Stored records
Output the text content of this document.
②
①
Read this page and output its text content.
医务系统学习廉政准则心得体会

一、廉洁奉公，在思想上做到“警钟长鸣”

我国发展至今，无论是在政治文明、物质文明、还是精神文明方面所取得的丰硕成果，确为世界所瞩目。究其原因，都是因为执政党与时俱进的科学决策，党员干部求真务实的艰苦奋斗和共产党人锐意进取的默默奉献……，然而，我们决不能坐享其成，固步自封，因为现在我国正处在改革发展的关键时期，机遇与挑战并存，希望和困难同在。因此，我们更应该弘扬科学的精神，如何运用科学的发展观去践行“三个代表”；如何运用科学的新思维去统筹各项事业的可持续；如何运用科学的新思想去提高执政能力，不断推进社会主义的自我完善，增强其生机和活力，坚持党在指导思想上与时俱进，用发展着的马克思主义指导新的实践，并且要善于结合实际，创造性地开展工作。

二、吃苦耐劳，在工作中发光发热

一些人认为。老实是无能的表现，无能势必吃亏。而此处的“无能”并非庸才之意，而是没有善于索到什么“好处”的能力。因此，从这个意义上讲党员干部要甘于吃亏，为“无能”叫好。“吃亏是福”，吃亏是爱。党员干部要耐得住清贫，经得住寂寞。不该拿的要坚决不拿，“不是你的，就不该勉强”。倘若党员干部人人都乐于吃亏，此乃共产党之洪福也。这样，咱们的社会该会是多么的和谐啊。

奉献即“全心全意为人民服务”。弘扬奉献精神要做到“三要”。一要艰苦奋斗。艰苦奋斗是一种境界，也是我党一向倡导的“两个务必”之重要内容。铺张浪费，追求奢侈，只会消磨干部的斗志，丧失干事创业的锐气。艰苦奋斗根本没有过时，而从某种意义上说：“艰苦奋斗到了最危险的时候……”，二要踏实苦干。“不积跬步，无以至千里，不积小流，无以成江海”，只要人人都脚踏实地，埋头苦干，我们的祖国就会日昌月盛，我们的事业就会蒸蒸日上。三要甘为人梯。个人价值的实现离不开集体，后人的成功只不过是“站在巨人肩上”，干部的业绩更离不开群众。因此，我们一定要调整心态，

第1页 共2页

(What you will do)
Write out again, unchanged, every line from the line containing "Read this page and output its text content." to the final line of the material above.

(Result for this task)
Read this page and output its text content.
医务系统学习廉政准则心得体会

一、廉洁奉公，在思想上做到“警钟长鸣”

我国发展至今，无论是在政治文明、物质文明、还是精神文明方面所取得的丰硕成果，确为世界所瞩目。究其原因，都是因为执政党与时俱进的科学决策，党员干部求真务实的艰苦奋斗和共产党人锐意进取的默默奉献……，然而，我们决不能坐享其成，固步自封，因为现在我国正处在改革发展的关键时期，机遇与挑战并存，希望和困难同在。因此，我们更应该弘扬科学的精神，如何运用科学的发展观去践行“三个代表”；如何运用科学的新思维去统筹各项事业的可持续；如何运用科学的新思想去提高执政能力，不断推进社会主义的自我完善，增强其生机和活力，坚持党在指导思想上与时俱进，用发展着的马克思主义指导新的实践，并且要善于结合实际，创造性地开展工作。

二、吃苦耐劳，在工作中发光发热

一些人认为。老实是无能的表现，无能势必吃亏。而此处的“无能”并非庸才之意，而是没有善于索到什么“好处”的能力。因此，从这个意义上讲党员干部要甘于吃亏，为“无能”叫好。“吃亏是福”，吃亏是爱。党员干部要耐得住清贫，经得住寂寞。不该拿的要坚决不拿，“不是你的，就不该勉强”。倘若党员干部人人都乐于吃亏，此乃共产党之洪福也。这样，咱们的社会该会是多么的和谐啊。

奉献即“全心全意为人民服务”。弘扬奉献精神要做到“三要”。一要艰苦奋斗。艰苦奋斗是一种境界，也是我党一向倡导的“两个务必”之重要内容。铺张浪费，追求奢侈，只会消磨干部的斗志，丧失干事创业的锐气。艰苦奋斗根本没有过时，而从某种意义上说：“艰苦奋斗到了最危险的时候……”，二要踏实苦干。“不积跬步，无以至千里，不积小流，无以成江海”，只要人人都脚踏实地，埋头苦干，我们的祖国就会日昌月盛，我们的事业就会蒸蒸日上。三要甘为人梯。个人价值的实现离不开集体，后人的成功只不过是“站在巨人肩上”，干部的业绩更离不开群众。因此，我们一定要调整心态，

第1页 共2页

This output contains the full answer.